(Records)
┌────────

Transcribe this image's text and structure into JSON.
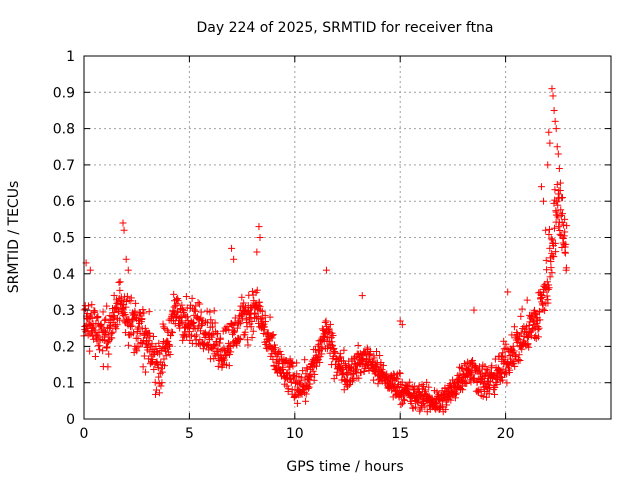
{
  "chart_data": {
    "type": "scatter",
    "title": "Day 224 of 2025, SRMTID for receiver ftna",
    "xlabel": "GPS time / hours",
    "ylabel": "SRMTID / TECUs",
    "xlim": [
      0,
      25
    ],
    "ylim": [
      0,
      1
    ],
    "xticks": [
      0,
      5,
      10,
      15,
      20
    ],
    "yticks": [
      0,
      0.1,
      0.2,
      0.3,
      0.4,
      0.5,
      0.6,
      0.7,
      0.8,
      0.9,
      1
    ],
    "x_tick_labels": [
      "0",
      "5",
      "10",
      "15",
      "20"
    ],
    "y_tick_labels": [
      "0",
      "0.1",
      "0.2",
      "0.3",
      "0.4",
      "0.5",
      "0.6",
      "0.7",
      "0.8",
      "0.9",
      "1"
    ],
    "grid": true,
    "marker": "+",
    "series": [
      {
        "name": "SRMTID",
        "color": "#ff0000",
        "trend": [
          [
            0.0,
            0.27
          ],
          [
            0.5,
            0.26
          ],
          [
            1.0,
            0.22
          ],
          [
            1.5,
            0.28
          ],
          [
            1.8,
            0.34
          ],
          [
            2.2,
            0.27
          ],
          [
            2.7,
            0.24
          ],
          [
            3.2,
            0.18
          ],
          [
            3.5,
            0.14
          ],
          [
            4.0,
            0.22
          ],
          [
            4.4,
            0.3
          ],
          [
            5.0,
            0.25
          ],
          [
            5.5,
            0.27
          ],
          [
            6.0,
            0.23
          ],
          [
            6.5,
            0.19
          ],
          [
            7.0,
            0.22
          ],
          [
            7.5,
            0.27
          ],
          [
            8.2,
            0.31
          ],
          [
            8.6,
            0.24
          ],
          [
            9.0,
            0.17
          ],
          [
            9.5,
            0.13
          ],
          [
            10.0,
            0.1
          ],
          [
            10.5,
            0.1
          ],
          [
            11.0,
            0.16
          ],
          [
            11.5,
            0.24
          ],
          [
            12.0,
            0.15
          ],
          [
            12.5,
            0.13
          ],
          [
            13.0,
            0.15
          ],
          [
            13.5,
            0.17
          ],
          [
            14.0,
            0.13
          ],
          [
            14.5,
            0.1
          ],
          [
            15.0,
            0.09
          ],
          [
            15.5,
            0.06
          ],
          [
            16.0,
            0.06
          ],
          [
            16.5,
            0.05
          ],
          [
            17.0,
            0.05
          ],
          [
            17.5,
            0.08
          ],
          [
            18.0,
            0.13
          ],
          [
            18.5,
            0.13
          ],
          [
            19.0,
            0.1
          ],
          [
            19.5,
            0.11
          ],
          [
            20.0,
            0.16
          ],
          [
            20.5,
            0.2
          ],
          [
            21.0,
            0.24
          ],
          [
            21.5,
            0.27
          ],
          [
            22.0,
            0.38
          ],
          [
            22.3,
            0.55
          ],
          [
            22.6,
            0.58
          ],
          [
            22.9,
            0.45
          ]
        ],
        "spread": [
          [
            0.0,
            0.07
          ],
          [
            3.0,
            0.08
          ],
          [
            9.0,
            0.06
          ],
          [
            14.5,
            0.04
          ],
          [
            17.5,
            0.04
          ],
          [
            20.0,
            0.06
          ],
          [
            21.5,
            0.07
          ],
          [
            22.3,
            0.12
          ],
          [
            22.9,
            0.08
          ]
        ],
        "outliers": [
          [
            0.1,
            0.43
          ],
          [
            0.3,
            0.41
          ],
          [
            1.85,
            0.54
          ],
          [
            1.9,
            0.52
          ],
          [
            2.0,
            0.44
          ],
          [
            2.1,
            0.41
          ],
          [
            7.0,
            0.47
          ],
          [
            7.1,
            0.44
          ],
          [
            8.3,
            0.53
          ],
          [
            8.35,
            0.5
          ],
          [
            8.2,
            0.46
          ],
          [
            11.5,
            0.41
          ],
          [
            13.2,
            0.34
          ],
          [
            15.0,
            0.27
          ],
          [
            15.1,
            0.26
          ],
          [
            18.5,
            0.3
          ],
          [
            20.1,
            0.35
          ],
          [
            21.7,
            0.64
          ],
          [
            21.8,
            0.6
          ],
          [
            22.0,
            0.7
          ],
          [
            22.05,
            0.79
          ],
          [
            22.1,
            0.76
          ],
          [
            22.2,
            0.91
          ],
          [
            22.25,
            0.89
          ],
          [
            22.3,
            0.85
          ],
          [
            22.35,
            0.82
          ],
          [
            22.4,
            0.8
          ],
          [
            22.45,
            0.75
          ],
          [
            22.5,
            0.73
          ],
          [
            22.55,
            0.69
          ],
          [
            22.6,
            0.65
          ],
          [
            22.7,
            0.61
          ],
          [
            22.8,
            0.55
          ],
          [
            22.5,
            0.62
          ],
          [
            22.4,
            0.57
          ],
          [
            21.9,
            0.52
          ]
        ]
      }
    ]
  }
}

└────────

GOAL –
Each entry above is to be written out again unchanged, apart from the pictures, which are left out.

SOLUTION FOR THIS PROBLEM –
Transcribe this image's text and structure into JSON.
{
  "chart_data": {
    "type": "scatter",
    "title": "Day 224 of 2025, SRMTID for receiver ftna",
    "xlabel": "GPS time / hours",
    "ylabel": "SRMTID / TECUs",
    "xlim": [
      0,
      25
    ],
    "ylim": [
      0,
      1
    ],
    "xticks": [
      0,
      5,
      10,
      15,
      20
    ],
    "yticks": [
      0,
      0.1,
      0.2,
      0.3,
      0.4,
      0.5,
      0.6,
      0.7,
      0.8,
      0.9,
      1
    ],
    "x_tick_labels": [
      "0",
      "5",
      "10",
      "15",
      "20"
    ],
    "y_tick_labels": [
      "0",
      "0.1",
      "0.2",
      "0.3",
      "0.4",
      "0.5",
      "0.6",
      "0.7",
      "0.8",
      "0.9",
      "1"
    ],
    "grid": true,
    "marker": "+",
    "series": [
      {
        "name": "SRMTID",
        "color": "#ff0000",
        "trend": [
          [
            0.0,
            0.27
          ],
          [
            0.5,
            0.26
          ],
          [
            1.0,
            0.22
          ],
          [
            1.5,
            0.28
          ],
          [
            1.8,
            0.34
          ],
          [
            2.2,
            0.27
          ],
          [
            2.7,
            0.24
          ],
          [
            3.2,
            0.18
          ],
          [
            3.5,
            0.14
          ],
          [
            4.0,
            0.22
          ],
          [
            4.4,
            0.3
          ],
          [
            5.0,
            0.25
          ],
          [
            5.5,
            0.27
          ],
          [
            6.0,
            0.23
          ],
          [
            6.5,
            0.19
          ],
          [
            7.0,
            0.22
          ],
          [
            7.5,
            0.27
          ],
          [
            8.2,
            0.31
          ],
          [
            8.6,
            0.24
          ],
          [
            9.0,
            0.17
          ],
          [
            9.5,
            0.13
          ],
          [
            10.0,
            0.1
          ],
          [
            10.5,
            0.1
          ],
          [
            11.0,
            0.16
          ],
          [
            11.5,
            0.24
          ],
          [
            12.0,
            0.15
          ],
          [
            12.5,
            0.13
          ],
          [
            13.0,
            0.15
          ],
          [
            13.5,
            0.17
          ],
          [
            14.0,
            0.13
          ],
          [
            14.5,
            0.1
          ],
          [
            15.0,
            0.09
          ],
          [
            15.5,
            0.06
          ],
          [
            16.0,
            0.06
          ],
          [
            16.5,
            0.05
          ],
          [
            17.0,
            0.05
          ],
          [
            17.5,
            0.08
          ],
          [
            18.0,
            0.13
          ],
          [
            18.5,
            0.13
          ],
          [
            19.0,
            0.1
          ],
          [
            19.5,
            0.11
          ],
          [
            20.0,
            0.16
          ],
          [
            20.5,
            0.2
          ],
          [
            21.0,
            0.24
          ],
          [
            21.5,
            0.27
          ],
          [
            22.0,
            0.38
          ],
          [
            22.3,
            0.55
          ],
          [
            22.6,
            0.58
          ],
          [
            22.9,
            0.45
          ]
        ],
        "spread": [
          [
            0.0,
            0.07
          ],
          [
            3.0,
            0.08
          ],
          [
            9.0,
            0.06
          ],
          [
            14.5,
            0.04
          ],
          [
            17.5,
            0.04
          ],
          [
            20.0,
            0.06
          ],
          [
            21.5,
            0.07
          ],
          [
            22.3,
            0.12
          ],
          [
            22.9,
            0.08
          ]
        ],
        "outliers": [
          [
            0.1,
            0.43
          ],
          [
            0.3,
            0.41
          ],
          [
            1.85,
            0.54
          ],
          [
            1.9,
            0.52
          ],
          [
            2.0,
            0.44
          ],
          [
            2.1,
            0.41
          ],
          [
            7.0,
            0.47
          ],
          [
            7.1,
            0.44
          ],
          [
            8.3,
            0.53
          ],
          [
            8.35,
            0.5
          ],
          [
            8.2,
            0.46
          ],
          [
            11.5,
            0.41
          ],
          [
            13.2,
            0.34
          ],
          [
            15.0,
            0.27
          ],
          [
            15.1,
            0.26
          ],
          [
            18.5,
            0.3
          ],
          [
            20.1,
            0.35
          ],
          [
            21.7,
            0.64
          ],
          [
            21.8,
            0.6
          ],
          [
            22.0,
            0.7
          ],
          [
            22.05,
            0.79
          ],
          [
            22.1,
            0.76
          ],
          [
            22.2,
            0.91
          ],
          [
            22.25,
            0.89
          ],
          [
            22.3,
            0.85
          ],
          [
            22.35,
            0.82
          ],
          [
            22.4,
            0.8
          ],
          [
            22.45,
            0.75
          ],
          [
            22.5,
            0.73
          ],
          [
            22.55,
            0.69
          ],
          [
            22.6,
            0.65
          ],
          [
            22.7,
            0.61
          ],
          [
            22.8,
            0.55
          ],
          [
            22.5,
            0.62
          ],
          [
            22.4,
            0.57
          ],
          [
            21.9,
            0.52
          ]
        ]
      }
    ]
  }
}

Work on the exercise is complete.